- [Aim of the exercise]:
Below are records. Copy every line with "minutes" in it.

- [Recorded information]:
* * * * * * * * *

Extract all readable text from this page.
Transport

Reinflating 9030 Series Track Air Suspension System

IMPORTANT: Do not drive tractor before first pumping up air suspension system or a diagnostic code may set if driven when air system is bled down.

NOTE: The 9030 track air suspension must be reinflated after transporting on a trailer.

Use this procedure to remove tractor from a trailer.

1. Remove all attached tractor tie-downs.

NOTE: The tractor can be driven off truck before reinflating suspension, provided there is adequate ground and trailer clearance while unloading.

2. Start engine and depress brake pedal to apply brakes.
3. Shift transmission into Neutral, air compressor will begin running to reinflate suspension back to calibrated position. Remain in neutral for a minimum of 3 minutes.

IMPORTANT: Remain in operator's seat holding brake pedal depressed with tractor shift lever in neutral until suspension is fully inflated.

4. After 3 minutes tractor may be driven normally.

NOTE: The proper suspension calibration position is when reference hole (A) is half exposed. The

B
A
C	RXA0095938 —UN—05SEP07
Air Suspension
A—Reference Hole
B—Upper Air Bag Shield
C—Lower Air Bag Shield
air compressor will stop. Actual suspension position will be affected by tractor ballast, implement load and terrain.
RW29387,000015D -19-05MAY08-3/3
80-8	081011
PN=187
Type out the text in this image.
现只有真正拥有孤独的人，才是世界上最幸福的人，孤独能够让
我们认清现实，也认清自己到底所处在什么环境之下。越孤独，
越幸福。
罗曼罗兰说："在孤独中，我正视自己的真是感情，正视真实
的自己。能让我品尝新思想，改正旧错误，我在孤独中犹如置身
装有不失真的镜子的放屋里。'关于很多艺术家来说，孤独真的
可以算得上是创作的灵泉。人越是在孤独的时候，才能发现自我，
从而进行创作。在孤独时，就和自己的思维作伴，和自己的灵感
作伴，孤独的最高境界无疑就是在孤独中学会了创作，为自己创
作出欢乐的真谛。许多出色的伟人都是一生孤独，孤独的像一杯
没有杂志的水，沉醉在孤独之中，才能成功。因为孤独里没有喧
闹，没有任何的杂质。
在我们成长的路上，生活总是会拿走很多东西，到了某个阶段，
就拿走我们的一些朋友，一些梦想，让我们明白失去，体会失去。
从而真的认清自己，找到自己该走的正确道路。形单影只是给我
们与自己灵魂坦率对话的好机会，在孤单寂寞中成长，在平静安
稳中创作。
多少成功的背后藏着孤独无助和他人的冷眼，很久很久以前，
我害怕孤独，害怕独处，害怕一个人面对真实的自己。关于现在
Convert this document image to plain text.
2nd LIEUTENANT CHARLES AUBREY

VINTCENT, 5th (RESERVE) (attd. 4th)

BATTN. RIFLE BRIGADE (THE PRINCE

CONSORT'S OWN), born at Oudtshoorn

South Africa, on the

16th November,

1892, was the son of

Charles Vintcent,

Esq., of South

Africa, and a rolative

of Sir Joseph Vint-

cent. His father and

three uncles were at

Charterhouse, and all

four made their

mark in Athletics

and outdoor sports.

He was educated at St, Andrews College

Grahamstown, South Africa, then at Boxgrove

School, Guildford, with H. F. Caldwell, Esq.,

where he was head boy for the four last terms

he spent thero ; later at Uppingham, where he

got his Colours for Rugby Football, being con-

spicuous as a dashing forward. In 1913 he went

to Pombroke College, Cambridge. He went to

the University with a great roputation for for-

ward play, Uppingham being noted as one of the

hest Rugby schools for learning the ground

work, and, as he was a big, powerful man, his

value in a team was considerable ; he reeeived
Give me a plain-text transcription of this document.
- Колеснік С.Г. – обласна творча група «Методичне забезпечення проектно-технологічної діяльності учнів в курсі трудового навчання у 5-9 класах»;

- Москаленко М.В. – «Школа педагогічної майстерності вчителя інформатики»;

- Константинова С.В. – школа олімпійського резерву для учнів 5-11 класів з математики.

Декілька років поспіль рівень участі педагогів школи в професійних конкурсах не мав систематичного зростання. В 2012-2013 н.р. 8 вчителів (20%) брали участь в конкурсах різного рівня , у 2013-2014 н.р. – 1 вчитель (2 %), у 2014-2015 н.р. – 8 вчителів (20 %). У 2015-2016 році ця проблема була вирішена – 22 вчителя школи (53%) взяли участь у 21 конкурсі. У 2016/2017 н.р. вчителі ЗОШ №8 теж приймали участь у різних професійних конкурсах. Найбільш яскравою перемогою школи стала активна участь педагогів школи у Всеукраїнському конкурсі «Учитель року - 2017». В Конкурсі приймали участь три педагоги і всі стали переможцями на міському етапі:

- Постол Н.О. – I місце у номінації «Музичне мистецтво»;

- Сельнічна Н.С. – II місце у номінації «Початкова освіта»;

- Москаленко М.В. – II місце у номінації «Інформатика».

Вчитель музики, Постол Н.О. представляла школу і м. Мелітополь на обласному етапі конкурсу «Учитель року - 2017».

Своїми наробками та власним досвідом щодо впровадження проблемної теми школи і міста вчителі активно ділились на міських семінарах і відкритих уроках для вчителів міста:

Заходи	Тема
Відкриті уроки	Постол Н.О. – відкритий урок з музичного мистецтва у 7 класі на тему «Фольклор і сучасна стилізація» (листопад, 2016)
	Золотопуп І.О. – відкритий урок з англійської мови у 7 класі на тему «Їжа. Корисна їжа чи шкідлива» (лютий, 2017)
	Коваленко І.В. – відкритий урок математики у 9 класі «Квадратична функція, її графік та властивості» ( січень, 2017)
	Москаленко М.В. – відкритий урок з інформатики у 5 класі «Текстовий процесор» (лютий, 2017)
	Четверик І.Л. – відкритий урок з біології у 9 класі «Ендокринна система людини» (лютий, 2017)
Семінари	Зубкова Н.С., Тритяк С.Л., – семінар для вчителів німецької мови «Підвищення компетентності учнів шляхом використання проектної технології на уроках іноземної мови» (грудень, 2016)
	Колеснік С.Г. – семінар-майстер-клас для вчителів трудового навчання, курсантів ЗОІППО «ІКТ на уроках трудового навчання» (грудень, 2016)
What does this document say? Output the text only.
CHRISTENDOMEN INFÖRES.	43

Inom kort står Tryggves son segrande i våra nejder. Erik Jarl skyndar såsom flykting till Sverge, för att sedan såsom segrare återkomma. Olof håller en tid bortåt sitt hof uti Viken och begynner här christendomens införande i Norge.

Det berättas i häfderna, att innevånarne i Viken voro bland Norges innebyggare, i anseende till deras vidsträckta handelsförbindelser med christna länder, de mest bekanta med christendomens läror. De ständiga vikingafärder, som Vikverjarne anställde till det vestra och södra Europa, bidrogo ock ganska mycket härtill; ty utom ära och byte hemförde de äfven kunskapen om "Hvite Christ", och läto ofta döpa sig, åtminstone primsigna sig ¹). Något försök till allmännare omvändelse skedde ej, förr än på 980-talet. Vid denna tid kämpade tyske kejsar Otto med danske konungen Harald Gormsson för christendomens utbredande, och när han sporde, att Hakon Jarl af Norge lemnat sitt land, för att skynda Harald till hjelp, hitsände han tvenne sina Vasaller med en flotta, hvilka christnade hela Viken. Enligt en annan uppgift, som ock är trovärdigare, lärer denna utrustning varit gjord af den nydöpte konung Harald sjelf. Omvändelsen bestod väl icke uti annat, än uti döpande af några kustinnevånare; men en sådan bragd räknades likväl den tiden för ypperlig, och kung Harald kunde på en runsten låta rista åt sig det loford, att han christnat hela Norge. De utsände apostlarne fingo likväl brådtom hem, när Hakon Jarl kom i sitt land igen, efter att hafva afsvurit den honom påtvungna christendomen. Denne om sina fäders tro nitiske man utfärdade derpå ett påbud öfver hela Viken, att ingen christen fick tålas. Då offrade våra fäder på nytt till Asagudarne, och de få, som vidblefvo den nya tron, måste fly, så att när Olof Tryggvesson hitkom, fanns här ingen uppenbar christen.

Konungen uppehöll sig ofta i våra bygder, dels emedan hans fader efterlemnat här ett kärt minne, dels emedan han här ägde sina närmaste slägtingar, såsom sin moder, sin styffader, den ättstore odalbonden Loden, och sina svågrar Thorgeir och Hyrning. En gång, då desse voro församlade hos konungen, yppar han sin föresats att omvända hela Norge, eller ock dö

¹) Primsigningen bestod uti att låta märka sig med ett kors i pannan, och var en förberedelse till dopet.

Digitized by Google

* * * * * * * * *

- [Answer to the exercise]:
3. Shift transmission into Neutral, air compressor will begin running to reinflate suspension back to calibrated position. Remain in neutral for a minimum of 3 minutes.
4. After 3 minutes tractor may be driven normally.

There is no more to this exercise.